• WHAT YOU NEED TO DO:
Below is a block of records; return all of them exactly, but without the images.

* Begin DATASET ENTRIES *

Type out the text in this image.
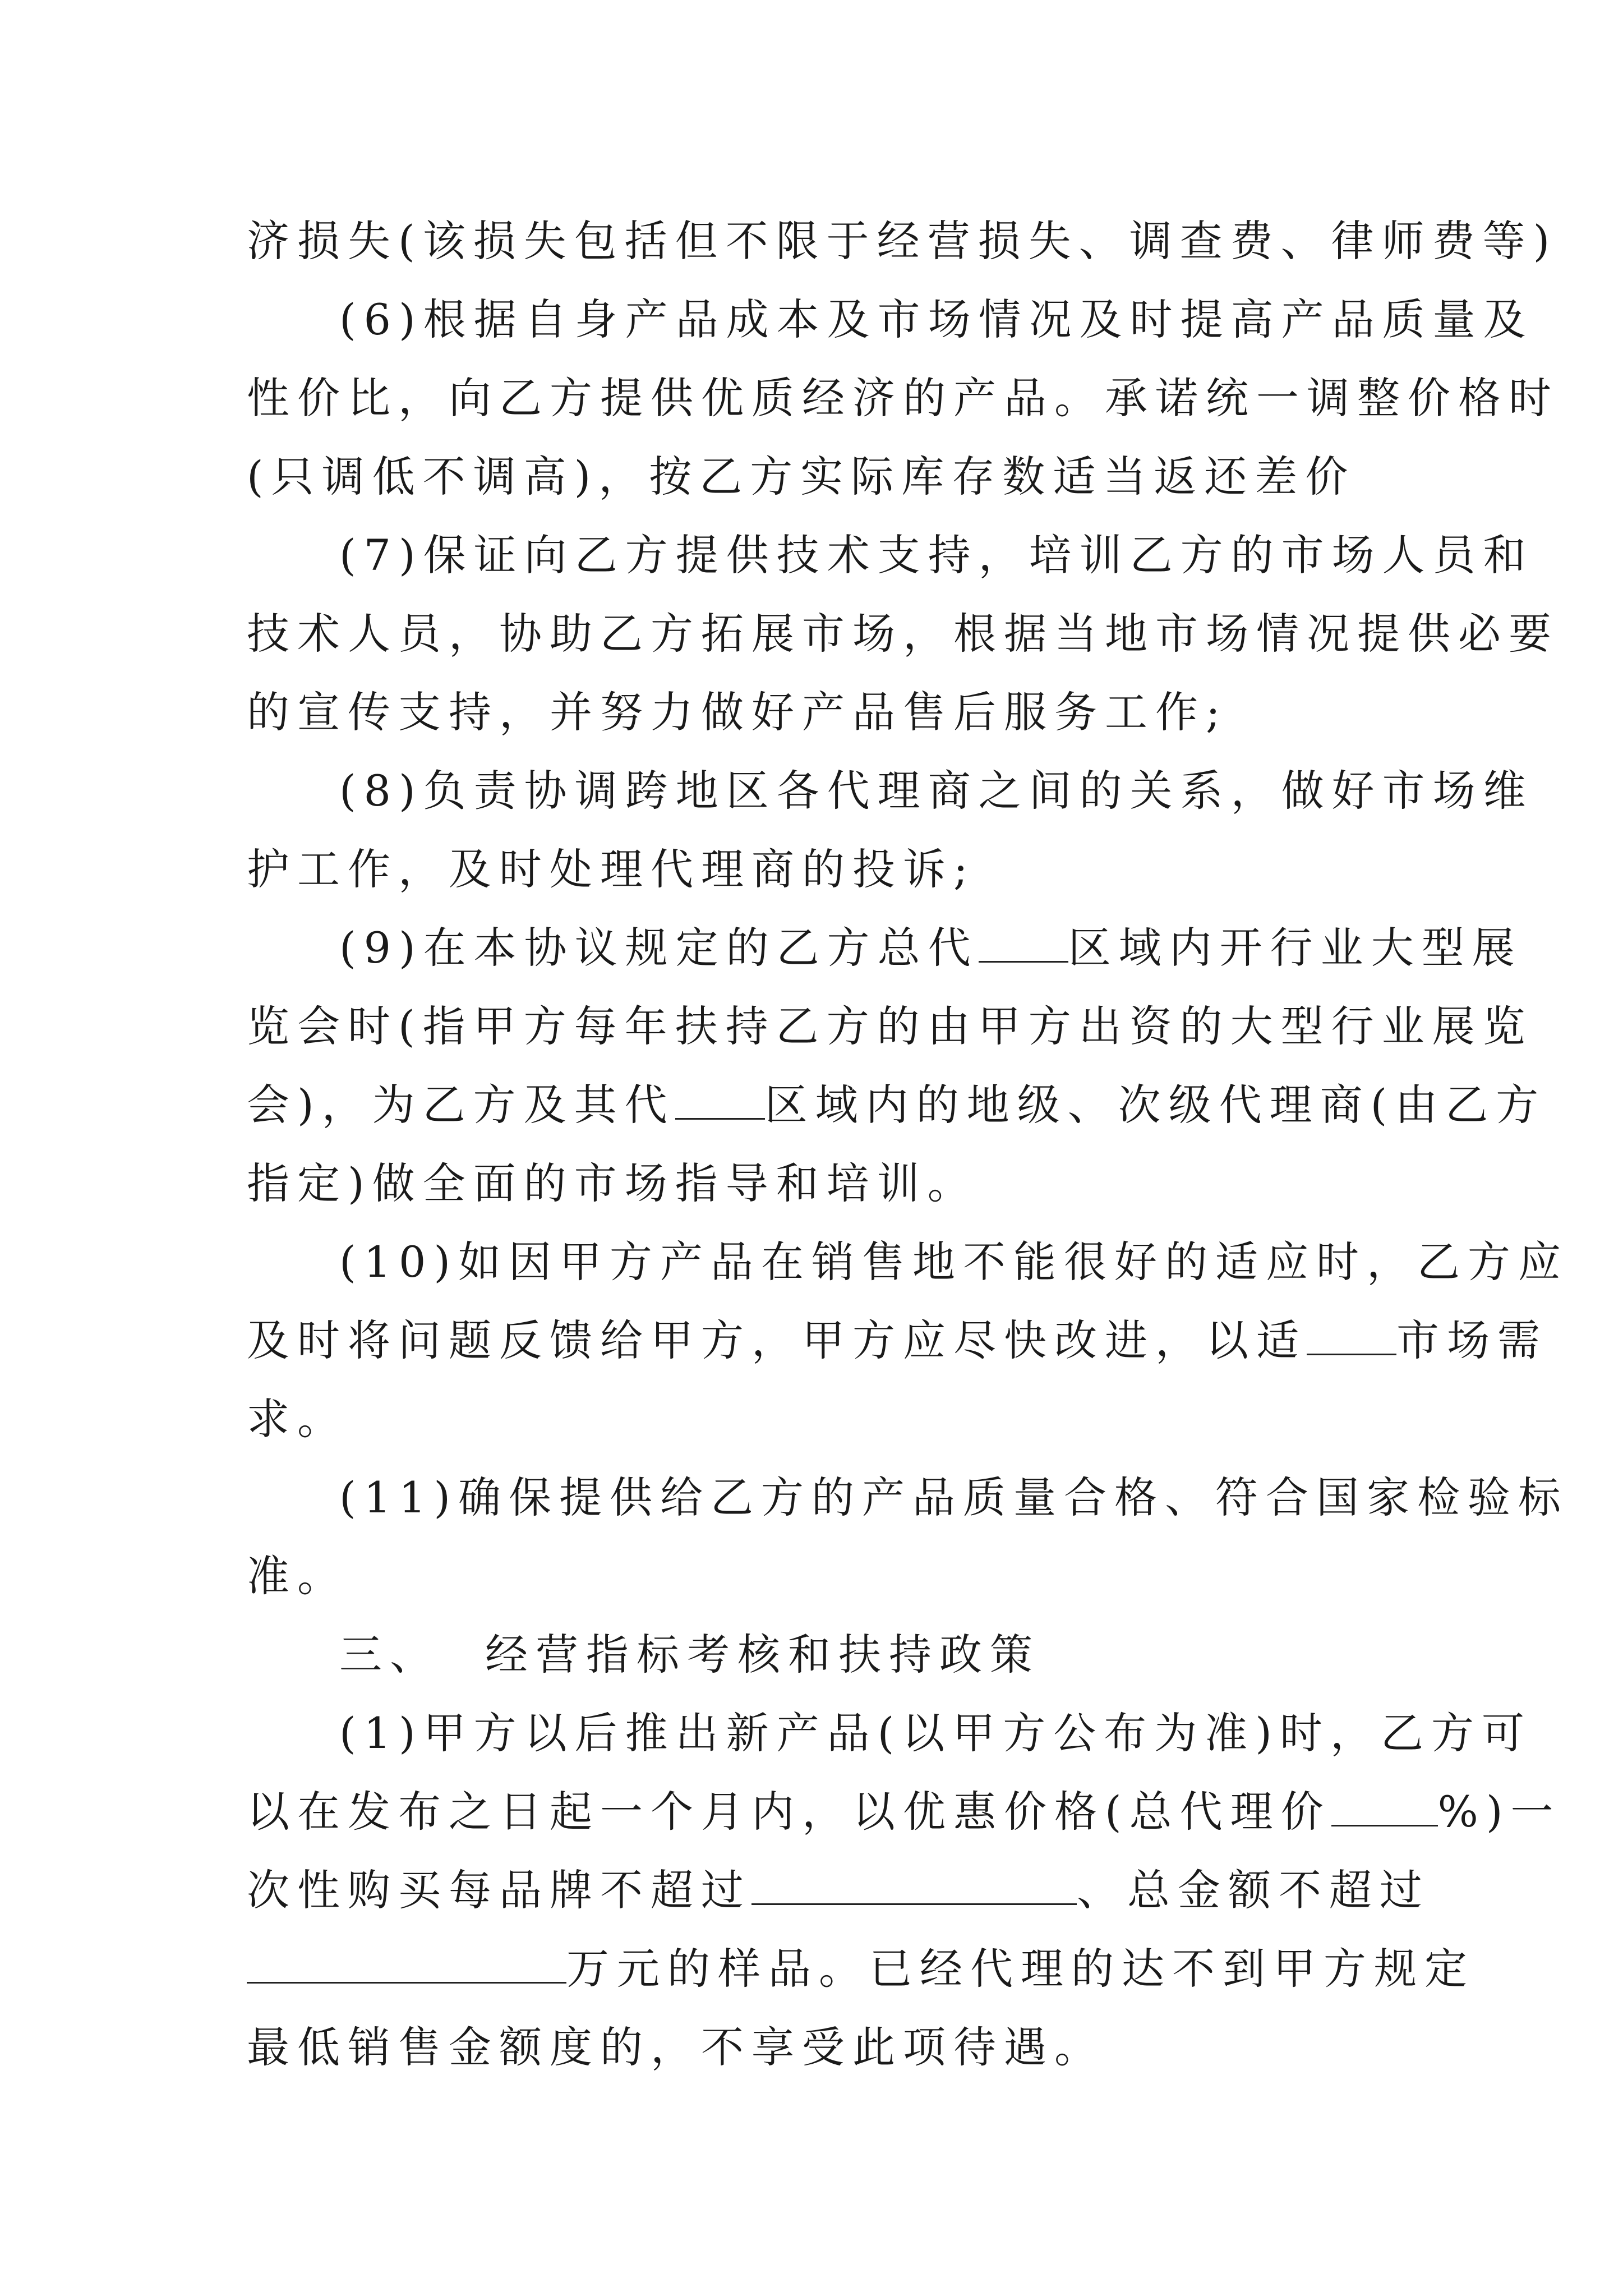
济损失(该损失包括但不限于经营损失、调查费、律师费等)
(6)根据自身产品成本及市场情况及时提高产品质量及
性价比，向乙方提供优质经济的产品。承诺统一调整价格时
(只调低不调高)，按乙方实际库存数适当返还差价
(7)保证向乙方提供技术支持，培训乙方的市场人员和
技术人员，协助乙方拓展市场，根据当地市场情况提供必要
的宣传支持，并努力做好产品售后服务工作;
(8)负责协调跨地区各代理商之间的关系，做好市场维
护工作，及时处理代理商的投诉;
(9)在本协议规定的乙方总代 区域内开行业大型展
览会时(指甲方每年扶持乙方的由甲方出资的大型行业展览
会)，为乙方及其代 区域内的地级、次级代理商(由乙方
指定)做全面的市场指导和培训。
(10)如因甲方产品在销售地不能很好的适应时，乙方应
及时将问题反馈给甲方，甲方应尽快改进，以适 市场需
求。
(11)确保提供给乙方的产品质量合格、符合国家检验标
准。
三、 经营指标考核和扶持政策
(1)甲方以后推出新产品(以甲方公布为准)时，乙方可
以在发布之日起一个月内，以优惠价格(总代理价	%)一
次性购买每品牌不超过	、总金额不超过
万元的样品。已经代理的达不到甲方规定
最低销售金额度的，不享受此项待遇。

* End DATASET ENTRIES *

• THE REPLY:
Type out the text in this image.
济损失(该损失包括但不限于经营损失、调查费、律师费等)
(6)根据自身产品成本及市场情况及时提高产品质量及
性价比，向乙方提供优质经济的产品。承诺统一调整价格时
(只调低不调高)，按乙方实际库存数适当返还差价
(7)保证向乙方提供技术支持，培训乙方的市场人员和
技术人员，协助乙方拓展市场，根据当地市场情况提供必要
的宣传支持，并努力做好产品售后服务工作;
(8)负责协调跨地区各代理商之间的关系，做好市场维
护工作，及时处理代理商的投诉;
(9)在本协议规定的乙方总代 区域内开行业大型展
览会时(指甲方每年扶持乙方的由甲方出资的大型行业展览
会)，为乙方及其代 区域内的地级、次级代理商(由乙方
指定)做全面的市场指导和培训。
(10)如因甲方产品在销售地不能很好的适应时，乙方应
及时将问题反馈给甲方，甲方应尽快改进，以适 市场需
求。
(11)确保提供给乙方的产品质量合格、符合国家检验标
准。
三、 经营指标考核和扶持政策
(1)甲方以后推出新产品(以甲方公布为准)时，乙方可
以在发布之日起一个月内，以优惠价格(总代理价	%)一
次性购买每品牌不超过	、总金额不超过
万元的样品。已经代理的达不到甲方规定
最低销售金额度的，不享受此项待遇。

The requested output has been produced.